[Part of a data file]
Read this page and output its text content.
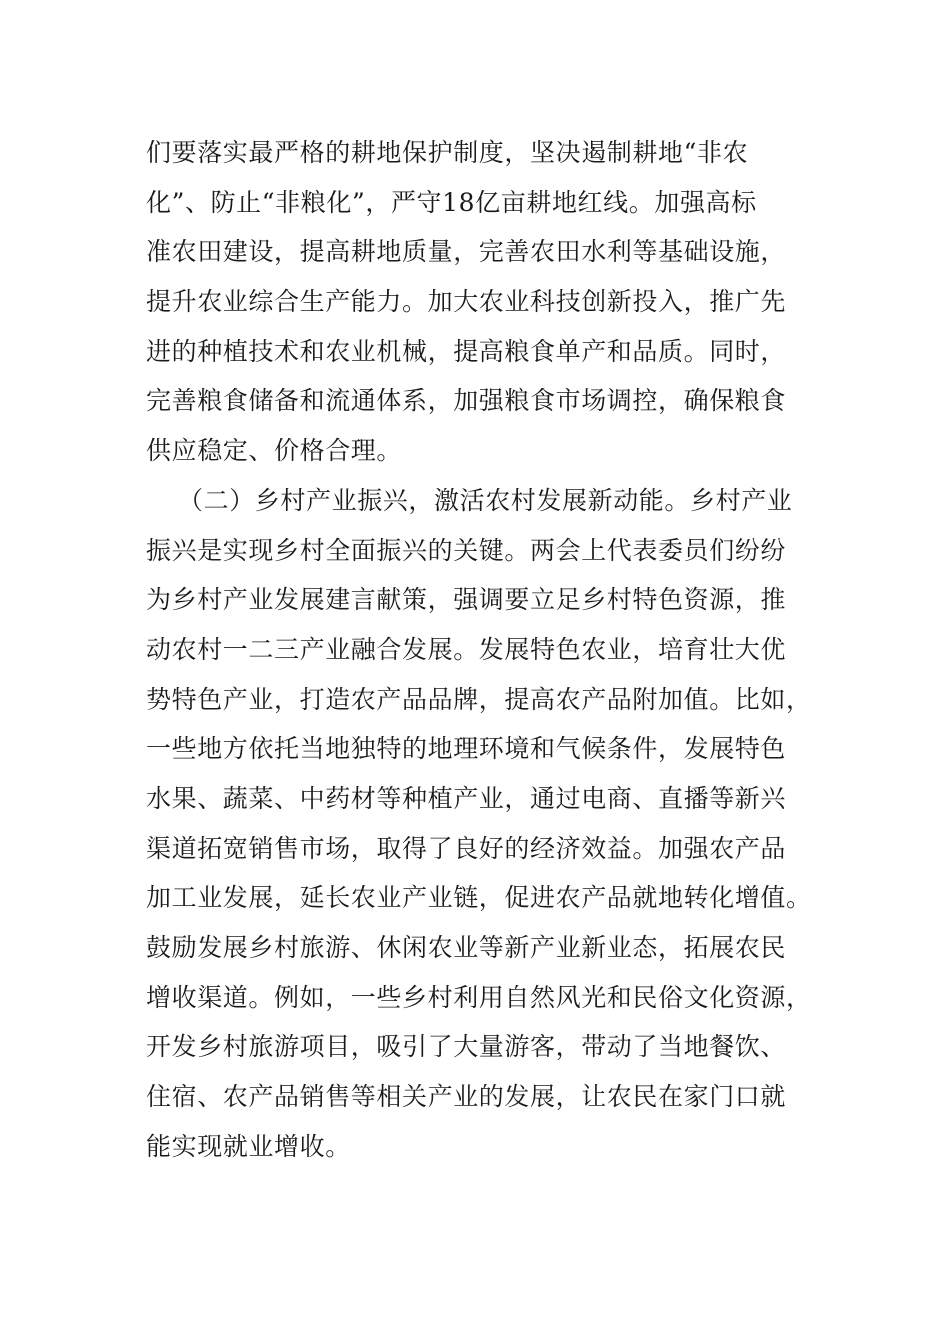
们要落实最严格的耕地保护制度，坚决遏制耕地“非农
化”、防止“非粮化”，严守18亿亩耕地红线。加强高标
准农田建设，提高耕地质量，完善农田水利等基础设施，
提升农业综合生产能力。加大农业科技创新投入，推广先
进的种植技术和农业机械，提高粮食单产和品质。同时，
完善粮食储备和流通体系，加强粮食市场调控，确保粮食
供应稳定、价格合理。
（二）乡村产业振兴，激活农村发展新动能。乡村产业
振兴是实现乡村全面振兴的关键。两会上代表委员们纷纷
为乡村产业发展建言献策，强调要立足乡村特色资源，推
动农村一二三产业融合发展。发展特色农业，培育壮大优
势特色产业，打造农产品品牌，提高农产品附加值。比如，
一些地方依托当地独特的地理环境和气候条件，发展特色
水果、蔬菜、中药材等种植产业，通过电商、直播等新兴
渠道拓宽销售市场，取得了良好的经济效益。加强农产品
加工业发展，延长农业产业链，促进农产品就地转化增值。
鼓励发展乡村旅游、休闲农业等新产业新业态，拓展农民
增收渠道。例如，一些乡村利用自然风光和民俗文化资源，
开发乡村旅游项目，吸引了大量游客，带动了当地餐饮、
住宿、农产品销售等相关产业的发展，让农民在家门口就
能实现就业增收。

=== Task to complete ===
Reproduce all of the material exactly, apart from the pictures.

=== Output below ===
Read this page and output its text content.
们要落实最严格的耕地保护制度，坚决遏制耕地“非农
化”、防止“非粮化”，严守18亿亩耕地红线。加强高标
准农田建设，提高耕地质量，完善农田水利等基础设施，
提升农业综合生产能力。加大农业科技创新投入，推广先
进的种植技术和农业机械，提高粮食单产和品质。同时，
完善粮食储备和流通体系，加强粮食市场调控，确保粮食
供应稳定、价格合理。
（二）乡村产业振兴，激活农村发展新动能。乡村产业
振兴是实现乡村全面振兴的关键。两会上代表委员们纷纷
为乡村产业发展建言献策，强调要立足乡村特色资源，推
动农村一二三产业融合发展。发展特色农业，培育壮大优
势特色产业，打造农产品品牌，提高农产品附加值。比如，
一些地方依托当地独特的地理环境和气候条件，发展特色
水果、蔬菜、中药材等种植产业，通过电商、直播等新兴
渠道拓宽销售市场，取得了良好的经济效益。加强农产品
加工业发展，延长农业产业链，促进农产品就地转化增值。
鼓励发展乡村旅游、休闲农业等新产业新业态，拓展农民
增收渠道。例如，一些乡村利用自然风光和民俗文化资源，
开发乡村旅游项目，吸引了大量游客，带动了当地餐饮、
住宿、农产品销售等相关产业的发展，让农民在家门口就
能实现就业增收。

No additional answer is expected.